N° 15-16 : La langue des signes françaiseDir. Christian Cuxac

Avant-propos

Le mouvement de reconnaissance des langues des signes en tant que langues à part entière a pris naissance aux États-Unis voilà une quarantaine d'années, mais c'est seulement vers la fin des années 70, en France, qu'un mouvement analogue s'est constitué pour la défense de la langue des signes pratiquée par les sourds français, la LSF (Langue des Signes Française). 

Il m'a semblé opportun d'en retracer brièvement les étapes en y faisant figurer, de manière anecdotique, mes propres motivations et prises de positions linguistiques successives[1], tant la présentation de la LSF qui va suivre leur est corrélée.
------------
ÉNONCÉ 1 >>
Recopiez fidèlement le passage de la liste qui va de son début jusqu'à la ligne contenant « discover-screen: 下午4:06 ψ », celle-ci comprise.
L'avant-propos et la liste ne dépendent en rien l'un de l'autre.
------------
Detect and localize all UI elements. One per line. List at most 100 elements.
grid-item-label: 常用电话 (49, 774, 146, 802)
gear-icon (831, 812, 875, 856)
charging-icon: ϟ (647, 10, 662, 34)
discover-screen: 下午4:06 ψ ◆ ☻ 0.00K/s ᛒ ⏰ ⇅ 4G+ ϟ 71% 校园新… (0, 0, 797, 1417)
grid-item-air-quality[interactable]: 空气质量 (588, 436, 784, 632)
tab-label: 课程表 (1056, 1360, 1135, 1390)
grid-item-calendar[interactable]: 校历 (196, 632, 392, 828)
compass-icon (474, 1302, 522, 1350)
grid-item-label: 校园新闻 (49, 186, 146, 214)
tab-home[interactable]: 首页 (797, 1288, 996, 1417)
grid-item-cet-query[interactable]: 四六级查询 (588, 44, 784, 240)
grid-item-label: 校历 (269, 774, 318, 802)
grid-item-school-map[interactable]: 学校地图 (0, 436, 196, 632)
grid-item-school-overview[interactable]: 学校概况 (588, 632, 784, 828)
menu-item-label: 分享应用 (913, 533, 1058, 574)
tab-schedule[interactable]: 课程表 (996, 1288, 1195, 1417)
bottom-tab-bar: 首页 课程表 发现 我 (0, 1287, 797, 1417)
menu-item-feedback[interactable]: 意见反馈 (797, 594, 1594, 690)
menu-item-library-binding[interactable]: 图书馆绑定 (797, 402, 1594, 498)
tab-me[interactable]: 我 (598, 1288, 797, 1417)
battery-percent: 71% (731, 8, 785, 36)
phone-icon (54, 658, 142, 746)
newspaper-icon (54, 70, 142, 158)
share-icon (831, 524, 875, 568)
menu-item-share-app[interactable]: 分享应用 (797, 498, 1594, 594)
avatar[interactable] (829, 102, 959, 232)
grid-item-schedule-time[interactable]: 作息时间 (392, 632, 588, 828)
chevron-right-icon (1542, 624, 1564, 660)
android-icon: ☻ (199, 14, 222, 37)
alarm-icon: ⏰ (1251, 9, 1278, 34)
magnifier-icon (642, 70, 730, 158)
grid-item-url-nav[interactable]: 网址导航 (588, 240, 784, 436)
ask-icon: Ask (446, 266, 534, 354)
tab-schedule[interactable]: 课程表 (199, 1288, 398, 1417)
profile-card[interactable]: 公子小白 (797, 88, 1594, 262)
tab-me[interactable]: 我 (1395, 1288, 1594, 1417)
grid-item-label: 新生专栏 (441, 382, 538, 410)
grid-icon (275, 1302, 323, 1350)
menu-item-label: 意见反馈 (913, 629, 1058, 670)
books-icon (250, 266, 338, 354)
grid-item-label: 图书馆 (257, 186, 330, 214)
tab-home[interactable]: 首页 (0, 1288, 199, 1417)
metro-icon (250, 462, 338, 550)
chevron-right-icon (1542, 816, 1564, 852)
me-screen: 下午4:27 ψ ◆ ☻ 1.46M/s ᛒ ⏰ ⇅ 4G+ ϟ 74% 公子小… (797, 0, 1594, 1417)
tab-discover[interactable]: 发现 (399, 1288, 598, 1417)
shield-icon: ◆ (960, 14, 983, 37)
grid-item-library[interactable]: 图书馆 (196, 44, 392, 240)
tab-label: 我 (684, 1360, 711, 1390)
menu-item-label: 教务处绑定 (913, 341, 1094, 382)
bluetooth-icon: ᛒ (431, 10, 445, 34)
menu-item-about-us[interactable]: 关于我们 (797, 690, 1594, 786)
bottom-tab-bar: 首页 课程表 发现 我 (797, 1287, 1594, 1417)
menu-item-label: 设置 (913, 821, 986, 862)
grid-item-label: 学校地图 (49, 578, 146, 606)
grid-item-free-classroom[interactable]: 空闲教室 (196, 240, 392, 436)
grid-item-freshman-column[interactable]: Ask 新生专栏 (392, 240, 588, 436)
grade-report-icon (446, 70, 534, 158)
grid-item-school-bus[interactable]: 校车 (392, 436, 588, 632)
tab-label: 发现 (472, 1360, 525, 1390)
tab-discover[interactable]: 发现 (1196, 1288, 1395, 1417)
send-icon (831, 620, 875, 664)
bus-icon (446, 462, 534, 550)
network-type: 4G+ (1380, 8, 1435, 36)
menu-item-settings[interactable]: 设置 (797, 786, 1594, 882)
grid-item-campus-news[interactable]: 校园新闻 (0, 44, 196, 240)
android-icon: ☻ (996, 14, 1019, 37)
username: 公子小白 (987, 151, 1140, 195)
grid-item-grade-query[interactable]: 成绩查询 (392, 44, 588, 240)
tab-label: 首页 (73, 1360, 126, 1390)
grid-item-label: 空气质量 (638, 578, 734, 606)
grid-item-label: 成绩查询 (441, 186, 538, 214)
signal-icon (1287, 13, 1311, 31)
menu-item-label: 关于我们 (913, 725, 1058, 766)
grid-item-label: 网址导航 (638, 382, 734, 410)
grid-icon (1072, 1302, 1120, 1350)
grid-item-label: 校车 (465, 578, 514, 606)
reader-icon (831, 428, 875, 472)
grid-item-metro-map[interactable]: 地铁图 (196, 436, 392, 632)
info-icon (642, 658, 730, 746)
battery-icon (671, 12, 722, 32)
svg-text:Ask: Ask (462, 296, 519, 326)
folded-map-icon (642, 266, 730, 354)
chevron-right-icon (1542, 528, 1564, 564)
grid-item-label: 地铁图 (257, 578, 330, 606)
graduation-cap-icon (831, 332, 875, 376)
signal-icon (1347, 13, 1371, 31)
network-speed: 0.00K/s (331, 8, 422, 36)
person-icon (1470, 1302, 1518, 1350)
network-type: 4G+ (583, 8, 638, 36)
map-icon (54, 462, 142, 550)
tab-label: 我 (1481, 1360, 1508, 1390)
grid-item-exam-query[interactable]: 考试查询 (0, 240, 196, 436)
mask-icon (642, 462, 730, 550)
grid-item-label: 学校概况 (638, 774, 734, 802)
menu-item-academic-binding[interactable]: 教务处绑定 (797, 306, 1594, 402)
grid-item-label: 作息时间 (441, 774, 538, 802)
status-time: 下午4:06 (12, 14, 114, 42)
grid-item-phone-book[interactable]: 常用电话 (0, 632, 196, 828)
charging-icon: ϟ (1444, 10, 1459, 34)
------------
ÉNONCÉ 2 >>
D'après l'avant-propos, dans quel pays le mouvement de reconnaissance des langues des signes a-t-il pris naissance ?

RÉPONSE ATTENDUE 1 >>
Detect and localize all UI elements. One per line. List at most 100 elements.
grid-item-label: 常用电话 (49, 774, 146, 802)
gear-icon (831, 812, 875, 856)
charging-icon: ϟ (647, 10, 662, 34)
discover-screen: 下午4:06 ψ ◆ ☻ 0.00K/s ᛒ ⏰ ⇅ 4G+ ϟ 71% 校园新… (0, 0, 797, 1417)

RÉPONSE ATTENDUE 2 >>
Aux États-Unis.